Your instructions — Extract the whole listing as it stands. Do not include the pictures.

Dataset content —
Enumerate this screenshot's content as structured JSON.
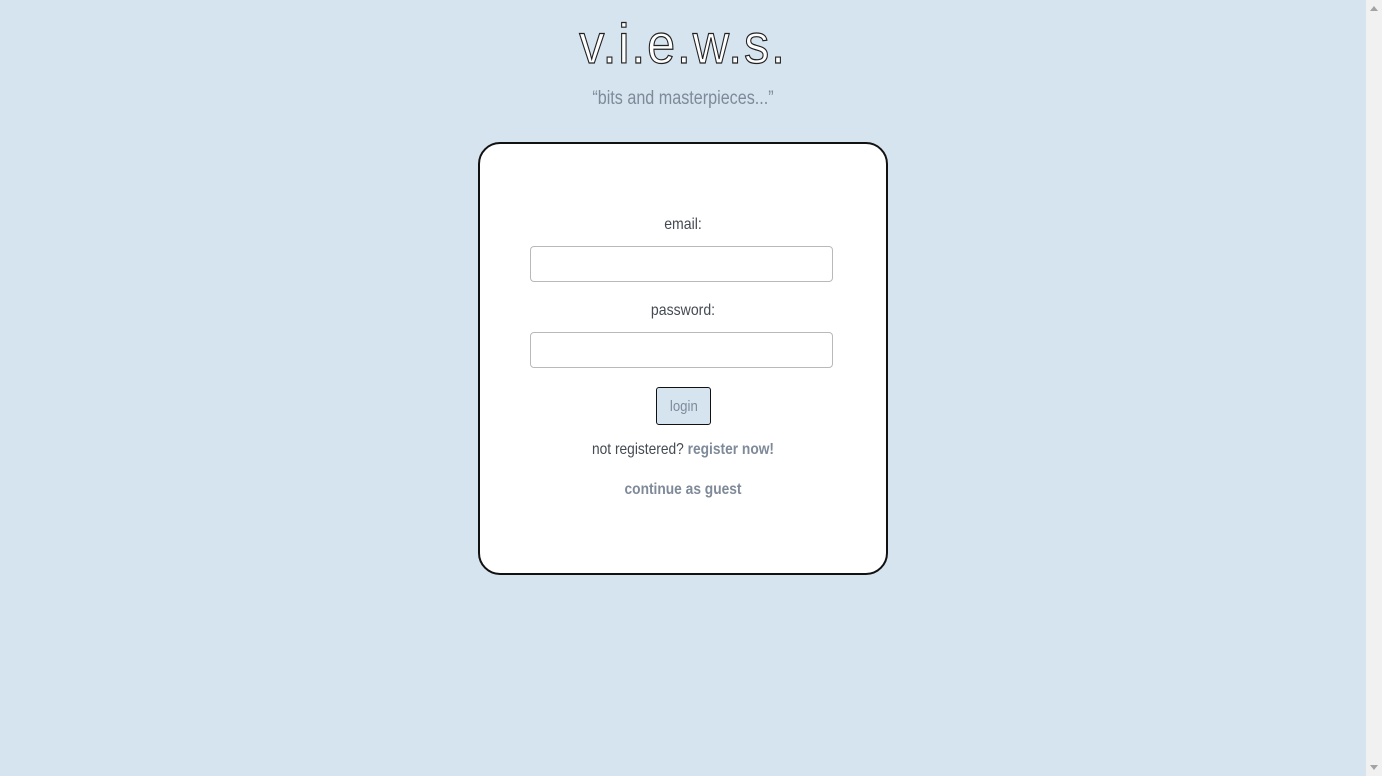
{
  "header": {
    "brand": "v.i.e.w.s.",
    "tagline": "“bits and masterpieces...”"
  },
  "login_form": {
    "email_label": "email:",
    "email_value": "",
    "password_label": "password:",
    "password_value": "",
    "login_label": "login",
    "register_prompt": "not registered?",
    "register_link": "register now!",
    "guest_link": "continue as guest"
  },
  "colors": {
    "background": "#d6e4f0",
    "card": "#ffffff",
    "link": "#7f8a99",
    "text": "#444a52"
  }
}
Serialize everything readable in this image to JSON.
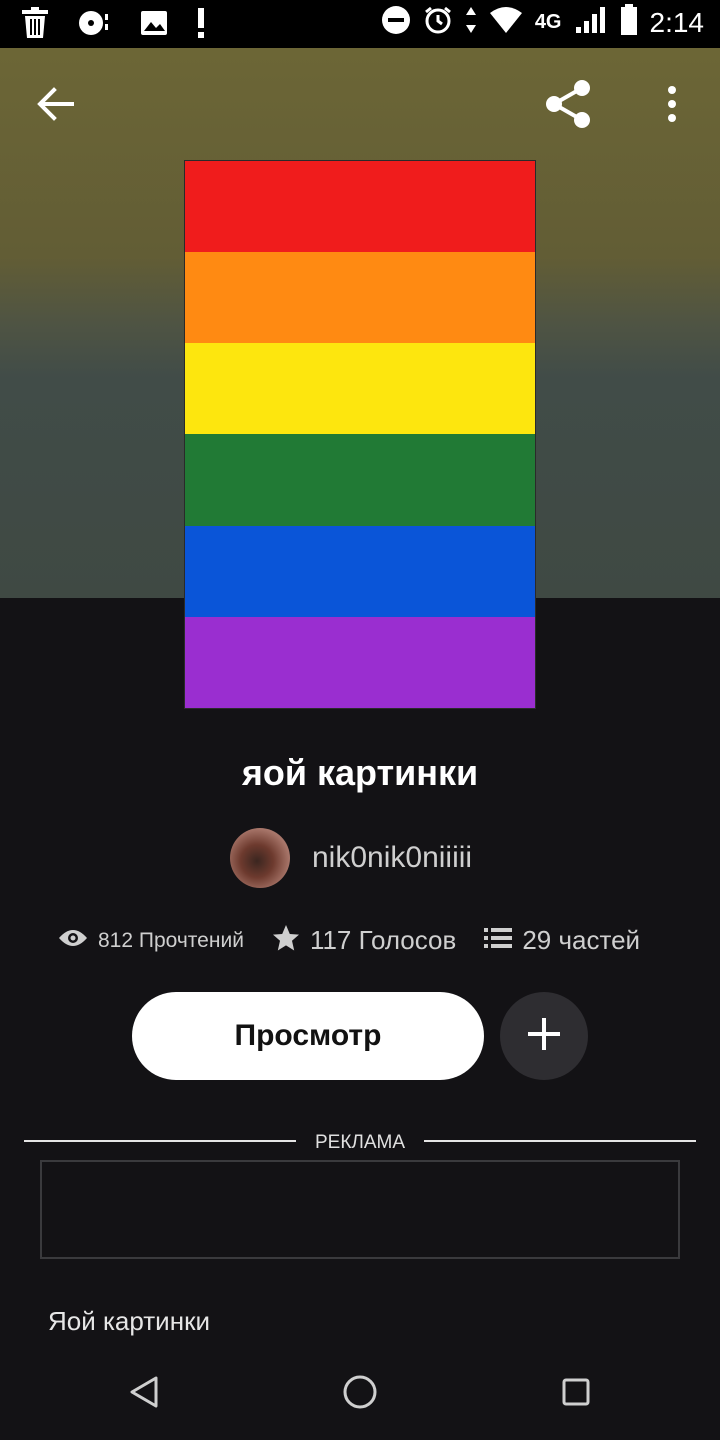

Solution below —
Enumerate this screenshot's content as structured JSON.
{
  "header": {
    "brand": "v.i.e.w.s.",
    "tagline": "“bits and masterpieces...”"
  },
  "login_form": {
    "email_label": "email:",
    "email_value": "",
    "password_label": "password:",
    "password_value": "",
    "login_label": "login",
    "register_prompt": "not registered?",
    "register_link": "register now!",
    "guest_link": "continue as guest"
  },
  "colors": {
    "background": "#d6e4f0",
    "card": "#ffffff",
    "link": "#7f8a99",
    "text": "#444a52"
  }
}
Serialize everything readable in this image to JSON.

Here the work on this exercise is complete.